═══ Supplied material

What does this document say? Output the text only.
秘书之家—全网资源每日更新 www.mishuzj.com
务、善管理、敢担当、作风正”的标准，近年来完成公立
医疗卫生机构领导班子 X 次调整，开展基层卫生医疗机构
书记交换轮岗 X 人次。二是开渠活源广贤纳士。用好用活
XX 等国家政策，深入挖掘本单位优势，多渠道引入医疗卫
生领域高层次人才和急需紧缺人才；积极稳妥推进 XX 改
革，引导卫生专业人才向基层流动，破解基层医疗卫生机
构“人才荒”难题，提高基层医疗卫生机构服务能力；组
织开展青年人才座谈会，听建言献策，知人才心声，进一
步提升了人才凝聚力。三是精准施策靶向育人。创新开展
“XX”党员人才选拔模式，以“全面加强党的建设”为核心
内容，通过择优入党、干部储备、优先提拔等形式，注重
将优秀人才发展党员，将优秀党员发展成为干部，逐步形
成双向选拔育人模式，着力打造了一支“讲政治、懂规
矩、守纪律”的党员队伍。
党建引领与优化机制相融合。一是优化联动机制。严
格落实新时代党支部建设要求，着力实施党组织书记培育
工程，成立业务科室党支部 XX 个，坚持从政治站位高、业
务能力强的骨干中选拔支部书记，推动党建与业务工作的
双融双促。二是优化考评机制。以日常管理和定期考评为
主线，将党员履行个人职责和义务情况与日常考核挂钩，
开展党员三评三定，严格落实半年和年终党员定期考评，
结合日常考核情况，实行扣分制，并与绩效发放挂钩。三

══════
═══ Supplied material

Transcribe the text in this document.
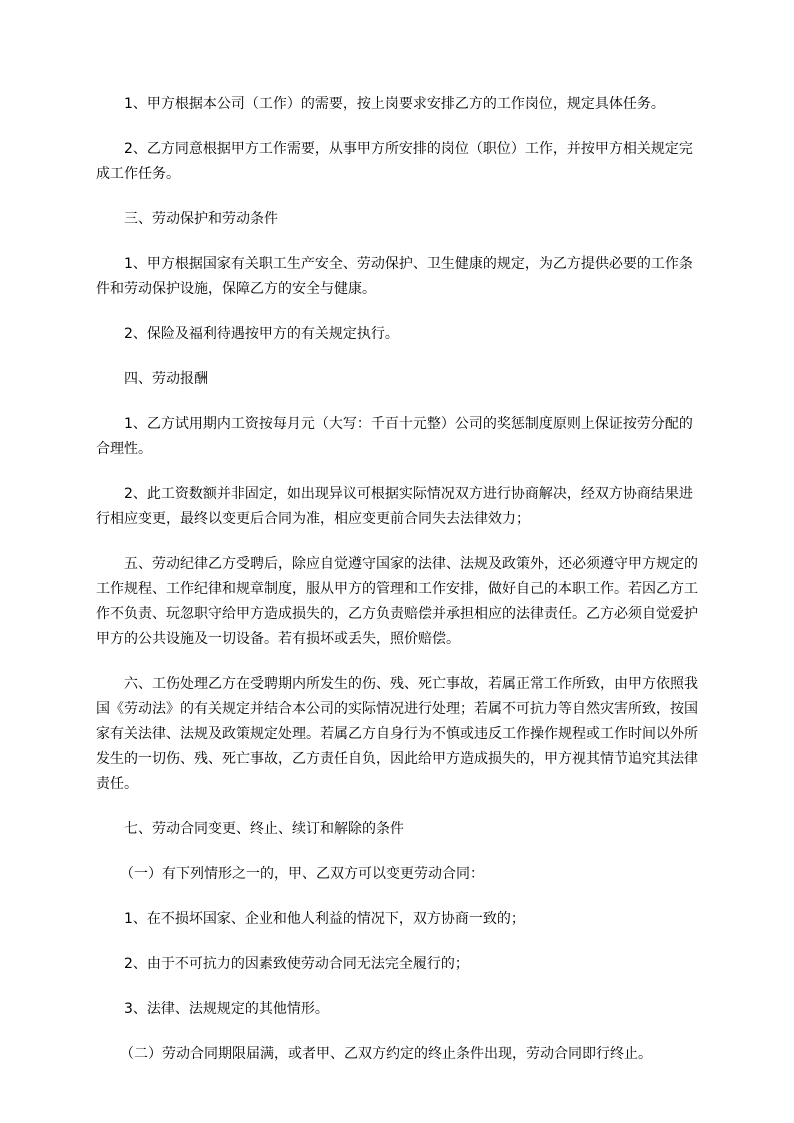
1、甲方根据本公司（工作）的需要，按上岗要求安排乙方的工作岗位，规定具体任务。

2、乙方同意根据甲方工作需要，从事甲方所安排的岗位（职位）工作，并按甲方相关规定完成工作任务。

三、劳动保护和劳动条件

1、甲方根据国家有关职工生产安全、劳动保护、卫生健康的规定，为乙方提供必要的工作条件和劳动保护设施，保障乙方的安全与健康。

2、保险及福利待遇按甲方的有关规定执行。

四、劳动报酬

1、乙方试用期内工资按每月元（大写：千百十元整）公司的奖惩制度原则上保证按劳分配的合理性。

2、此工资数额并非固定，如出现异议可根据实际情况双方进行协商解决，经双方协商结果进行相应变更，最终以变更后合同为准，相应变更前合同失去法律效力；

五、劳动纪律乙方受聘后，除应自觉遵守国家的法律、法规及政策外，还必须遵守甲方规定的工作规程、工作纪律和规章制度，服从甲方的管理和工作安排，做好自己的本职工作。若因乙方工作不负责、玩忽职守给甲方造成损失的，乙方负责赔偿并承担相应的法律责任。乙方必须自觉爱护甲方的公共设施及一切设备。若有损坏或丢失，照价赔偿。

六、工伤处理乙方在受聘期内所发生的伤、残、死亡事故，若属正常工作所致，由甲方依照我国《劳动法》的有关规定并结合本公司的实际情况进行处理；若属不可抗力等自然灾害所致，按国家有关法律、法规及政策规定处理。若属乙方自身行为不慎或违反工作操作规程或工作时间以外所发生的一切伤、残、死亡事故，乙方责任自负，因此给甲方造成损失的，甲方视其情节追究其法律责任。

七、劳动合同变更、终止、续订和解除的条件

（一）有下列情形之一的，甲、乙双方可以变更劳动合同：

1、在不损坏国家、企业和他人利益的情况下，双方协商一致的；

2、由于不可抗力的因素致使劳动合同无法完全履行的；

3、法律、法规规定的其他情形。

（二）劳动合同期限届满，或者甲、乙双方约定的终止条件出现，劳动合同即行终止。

══════

State how many lines in the records above contain the word "text", and give only that number.

Response to the task -
2